What the task asks = Exact repetition of every entry is required.

* Begin Material to process *

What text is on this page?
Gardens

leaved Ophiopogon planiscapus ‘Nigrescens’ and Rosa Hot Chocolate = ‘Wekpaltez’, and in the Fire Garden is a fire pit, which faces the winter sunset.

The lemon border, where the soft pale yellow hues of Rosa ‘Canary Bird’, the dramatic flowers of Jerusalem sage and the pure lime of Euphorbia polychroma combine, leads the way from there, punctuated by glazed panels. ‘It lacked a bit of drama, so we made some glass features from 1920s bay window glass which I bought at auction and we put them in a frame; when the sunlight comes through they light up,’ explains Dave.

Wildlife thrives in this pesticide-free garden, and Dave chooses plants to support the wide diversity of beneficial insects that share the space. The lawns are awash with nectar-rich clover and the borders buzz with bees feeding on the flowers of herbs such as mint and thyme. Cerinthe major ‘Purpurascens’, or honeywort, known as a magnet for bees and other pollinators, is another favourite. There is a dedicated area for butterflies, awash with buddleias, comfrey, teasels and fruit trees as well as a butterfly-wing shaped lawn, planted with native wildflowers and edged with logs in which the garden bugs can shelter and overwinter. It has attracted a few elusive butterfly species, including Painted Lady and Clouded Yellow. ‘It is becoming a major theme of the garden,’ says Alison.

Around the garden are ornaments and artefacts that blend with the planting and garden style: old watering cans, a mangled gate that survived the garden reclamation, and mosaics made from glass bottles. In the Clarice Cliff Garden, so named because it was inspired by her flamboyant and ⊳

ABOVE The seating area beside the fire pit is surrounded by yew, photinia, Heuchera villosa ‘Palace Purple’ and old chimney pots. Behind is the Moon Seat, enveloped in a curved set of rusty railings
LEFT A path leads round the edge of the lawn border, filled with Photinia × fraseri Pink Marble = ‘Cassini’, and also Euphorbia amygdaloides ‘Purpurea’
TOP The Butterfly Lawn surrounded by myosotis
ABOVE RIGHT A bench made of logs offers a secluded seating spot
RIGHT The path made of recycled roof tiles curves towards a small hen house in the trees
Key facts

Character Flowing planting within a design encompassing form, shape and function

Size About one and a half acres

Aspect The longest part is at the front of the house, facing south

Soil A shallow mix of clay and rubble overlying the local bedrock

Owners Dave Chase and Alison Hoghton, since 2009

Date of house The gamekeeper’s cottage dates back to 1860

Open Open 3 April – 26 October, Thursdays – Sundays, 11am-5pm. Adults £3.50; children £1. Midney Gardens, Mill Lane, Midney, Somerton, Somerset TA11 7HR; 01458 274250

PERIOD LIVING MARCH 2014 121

* End Material to process *

Solution for this exercise =
What text is on this page?
Gardens

leaved Ophiopogon planiscapus ‘Nigrescens’ and Rosa Hot Chocolate = ‘Wekpaltez’, and in the Fire Garden is a fire pit, which faces the winter sunset.

The lemon border, where the soft pale yellow hues of Rosa ‘Canary Bird’, the dramatic flowers of Jerusalem sage and the pure lime of Euphorbia polychroma combine, leads the way from there, punctuated by glazed panels. ‘It lacked a bit of drama, so we made some glass features from 1920s bay window glass which I bought at auction and we put them in a frame; when the sunlight comes through they light up,’ explains Dave.

Wildlife thrives in this pesticide-free garden, and Dave chooses plants to support the wide diversity of beneficial insects that share the space. The lawns are awash with nectar-rich clover and the borders buzz with bees feeding on the flowers of herbs such as mint and thyme. Cerinthe major ‘Purpurascens’, or honeywort, known as a magnet for bees and other pollinators, is another favourite. There is a dedicated area for butterflies, awash with buddleias, comfrey, teasels and fruit trees as well as a butterfly-wing shaped lawn, planted with native wildflowers and edged with logs in which the garden bugs can shelter and overwinter. It has attracted a few elusive butterfly species, including Painted Lady and Clouded Yellow. ‘It is becoming a major theme of the garden,’ says Alison.

Around the garden are ornaments and artefacts that blend with the planting and garden style: old watering cans, a mangled gate that survived the garden reclamation, and mosaics made from glass bottles. In the Clarice Cliff Garden, so named because it was inspired by her flamboyant and ⊳

ABOVE The seating area beside the fire pit is surrounded by yew, photinia, Heuchera villosa ‘Palace Purple’ and old chimney pots. Behind is the Moon Seat, enveloped in a curved set of rusty railings
LEFT A path leads round the edge of the lawn border, filled with Photinia × fraseri Pink Marble = ‘Cassini’, and also Euphorbia amygdaloides ‘Purpurea’
TOP The Butterfly Lawn surrounded by myosotis
ABOVE RIGHT A bench made of logs offers a secluded seating spot
RIGHT The path made of recycled roof tiles curves towards a small hen house in the trees
Key facts

Character Flowing planting within a design encompassing form, shape and function

Size About one and a half acres

Aspect The longest part is at the front of the house, facing south

Soil A shallow mix of clay and rubble overlying the local bedrock

Owners Dave Chase and Alison Hoghton, since 2009

Date of house The gamekeeper’s cottage dates back to 1860

Open Open 3 April – 26 October, Thursdays – Sundays, 11am-5pm. Adults £3.50; children £1. Midney Gardens, Mill Lane, Midney, Somerton, Somerset TA11 7HR; 01458 274250

PERIOD LIVING MARCH 2014 121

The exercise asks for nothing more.